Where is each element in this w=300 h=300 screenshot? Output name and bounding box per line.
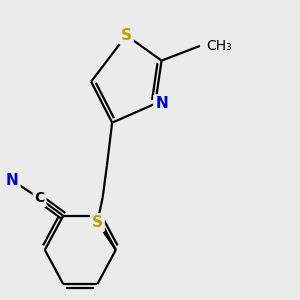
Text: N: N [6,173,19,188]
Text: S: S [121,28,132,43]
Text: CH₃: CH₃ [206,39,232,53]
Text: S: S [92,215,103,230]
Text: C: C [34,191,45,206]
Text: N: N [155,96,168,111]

+++

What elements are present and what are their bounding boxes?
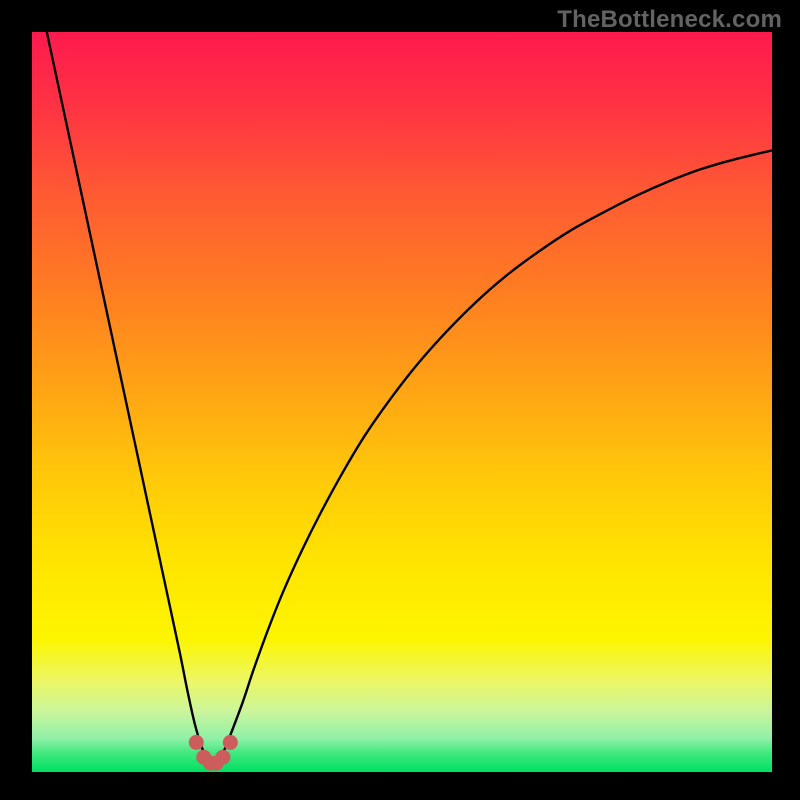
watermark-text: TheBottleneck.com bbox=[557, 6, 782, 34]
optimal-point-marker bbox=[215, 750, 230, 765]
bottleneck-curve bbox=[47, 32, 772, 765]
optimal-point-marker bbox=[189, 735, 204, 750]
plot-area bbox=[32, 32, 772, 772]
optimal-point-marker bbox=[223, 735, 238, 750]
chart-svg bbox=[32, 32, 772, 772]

+++

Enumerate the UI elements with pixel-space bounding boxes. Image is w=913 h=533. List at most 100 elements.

+++

Exercise details:
Print the listing above again word for word, beginning at the line that has "Where is each" and stopping after the line that has "Text: N: N [155,96,168,111]". Leave the pictures out of your answer.

Finished task:
Where is each element in this w=300 h=300 screenshot? Output name and bounding box per line.
Text: N: N [6,173,19,188]
Text: S: S [121,28,132,43]
Text: CH₃: CH₃ [206,39,232,53]
Text: S: S [92,215,103,230]
Text: C: C [34,191,45,206]
Text: N: N [155,96,168,111]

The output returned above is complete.